- **AIM OF THE TASK**: Look through the entries below and count the lines with the word "JSON" in them; give only the number.

- **Data listing**:

------------------------------------

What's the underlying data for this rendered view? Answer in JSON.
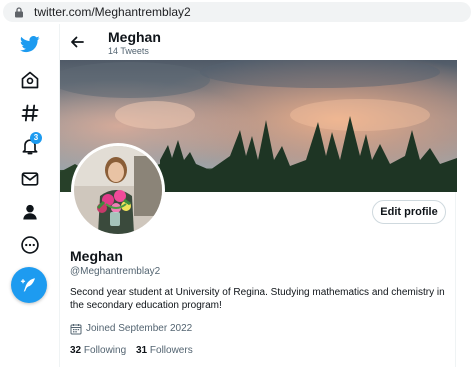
{
  "browser": {
    "url": "twitter.com/Meghantremblay2"
  },
  "nav": {
    "items": [
      "twitter-logo",
      "home-icon",
      "explore-icon",
      "notifications-icon",
      "messages-icon",
      "profile-icon",
      "more-icon"
    ],
    "notification_count": "3",
    "accent_color": "#1d9bf0"
  },
  "header": {
    "name": "Meghan",
    "tweet_count": "14 Tweets"
  },
  "profile": {
    "name": "Meghan",
    "handle": "@Meghantremblay2",
    "bio": "Second year student at University of Regina. Studying mathematics and chemistry in the secondary education program!",
    "joined": "Joined September 2022",
    "following_count": "32",
    "following_label": "Following",
    "followers_count": "31",
    "followers_label": "Followers",
    "edit_button": "Edit profile"
  }
}
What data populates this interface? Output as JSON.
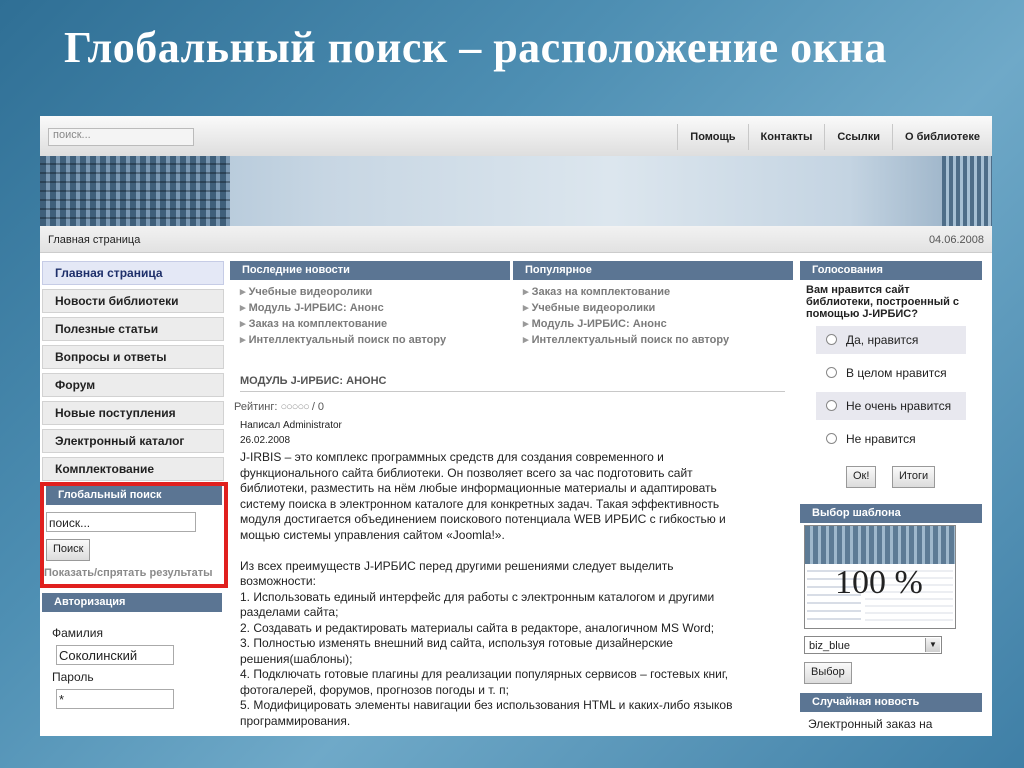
{
  "slide": {
    "title": "Глобальный поиск –  расположение окна"
  },
  "top": {
    "search_value": "поиск...",
    "nav": [
      "Помощь",
      "Контакты",
      "Ссылки",
      "О библиотеке"
    ]
  },
  "breadcrumb": "Главная страница",
  "date": "04.06.2008",
  "menu": [
    "Главная страница",
    "Новости библиотеки",
    "Полезные статьи",
    "Вопросы и ответы",
    "Форум",
    "Новые поступления",
    "Электронный каталог",
    "Комплектование"
  ],
  "global_search": {
    "header": "Глобальный поиск",
    "input_value": "поиск...",
    "button": "Поиск",
    "toggle": "Показать/спрятать результаты"
  },
  "auth": {
    "header": "Авторизация",
    "surname_label": "Фамилия",
    "surname_value": "Соколинский",
    "password_label": "Пароль",
    "password_value": "*"
  },
  "latest_news": {
    "header": "Последние новости",
    "items": [
      "Учебные видеоролики",
      "Модуль J-ИРБИС: Анонс",
      "Заказ на комплектование",
      "Интеллектуальный поиск по автору"
    ]
  },
  "popular": {
    "header": "Популярное",
    "items": [
      "Заказ на комплектование",
      "Учебные видеоролики",
      "Модуль J-ИРБИС: Анонс",
      "Интеллектуальный поиск по автору"
    ]
  },
  "article": {
    "title": "МОДУЛЬ J-ИРБИС: АНОНС",
    "rating_label": "Рейтинг:",
    "rating_value": "/ 0",
    "rating_stars": 0,
    "author": "Написал Administrator",
    "date": "26.02.2008",
    "lines": [
      "J-IRBIS – это комплекс программных средств для создания современного и",
      "функционального сайта библиотеки. Он позволяет всего за час подготовить сайт",
      "библиотеки,  разместить на нём любые информационные материалы и адаптировать",
      "систему поиска в электронном каталоге для конкретных задач. Такая эффективность",
      "модуля достигается объединением поискового потенциала WEB ИРБИС с гибкостью и",
      "мощью системы управления сайтом «Joomla!».",
      "",
      "Из всех преимуществ J-ИРБИС перед другими решениями следует выделить",
      "возможности:",
      "1. Использовать единый интерфейс для работы с электронным каталогом и другими",
      "разделами сайта;",
      "2. Создавать и редактировать материалы сайта в редакторе, аналогичном MS Word;",
      "3. Полностью изменять внешний вид сайта, используя готовые дизайнерские",
      "решения(шаблоны);",
      "4. Подключать готовые плагины для реализации популярных сервисов – гостевых книг,",
      "фотогалерей, форумов, прогнозов погоды и т. п;",
      "5. Модифицировать элементы навигации без использования  HTML и каких-либо языков",
      "программирования."
    ]
  },
  "poll": {
    "header": "Голосования",
    "question": "Вам нравится сайт библиотеки, построенный с помощью J-ИРБИС?",
    "options": [
      "Да, нравится",
      "В целом нравится",
      "Не очень нравится",
      "Не нравится"
    ],
    "ok_button": "Ок!",
    "results_button": "Итоги"
  },
  "template": {
    "header": "Выбор шаблона",
    "preview_label": "100 %",
    "selected": "biz_blue",
    "button": "Выбор"
  },
  "random_news": {
    "header": "Случайная новость",
    "text": "Электронный заказ на"
  }
}
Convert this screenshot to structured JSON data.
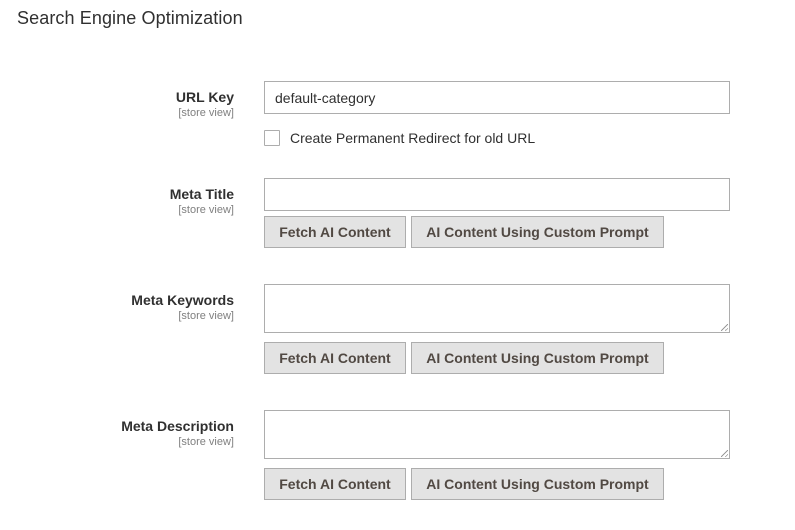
{
  "section": {
    "title": "Search Engine Optimization"
  },
  "fields": {
    "url_key": {
      "label": "URL Key",
      "scope": "[store view]",
      "value": "default-category"
    },
    "redirect": {
      "label": "Create Permanent Redirect for old URL",
      "checked": false
    },
    "meta_title": {
      "label": "Meta Title",
      "scope": "[store view]",
      "value": ""
    },
    "meta_keywords": {
      "label": "Meta Keywords",
      "scope": "[store view]",
      "value": ""
    },
    "meta_description": {
      "label": "Meta Description",
      "scope": "[store view]",
      "value": ""
    }
  },
  "buttons": {
    "fetch_label": "Fetch AI Content",
    "custom_label": "AI Content Using Custom Prompt"
  },
  "colors": {
    "button_bg": "#e3e3e3",
    "button_text": "#514943",
    "border": "#adadad",
    "scope_text": "#808080"
  }
}
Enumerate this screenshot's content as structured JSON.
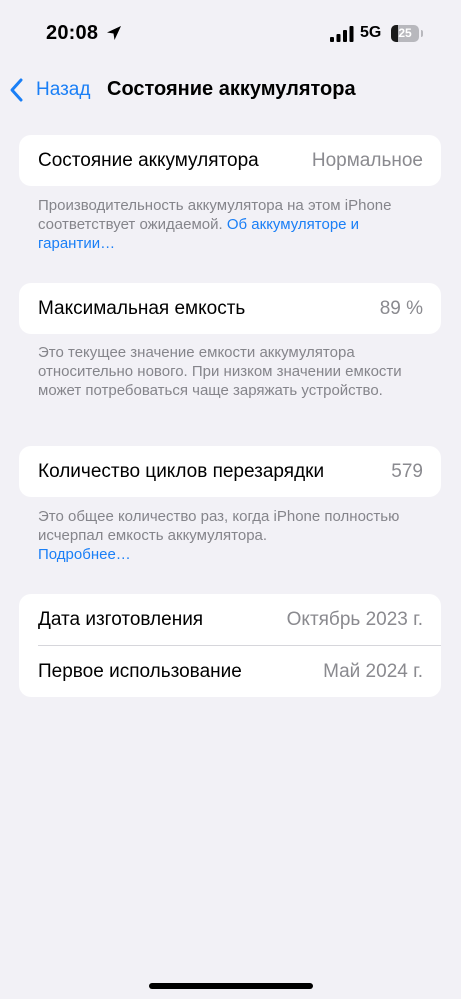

------------------------------------

- **FINISHED TASK**: 4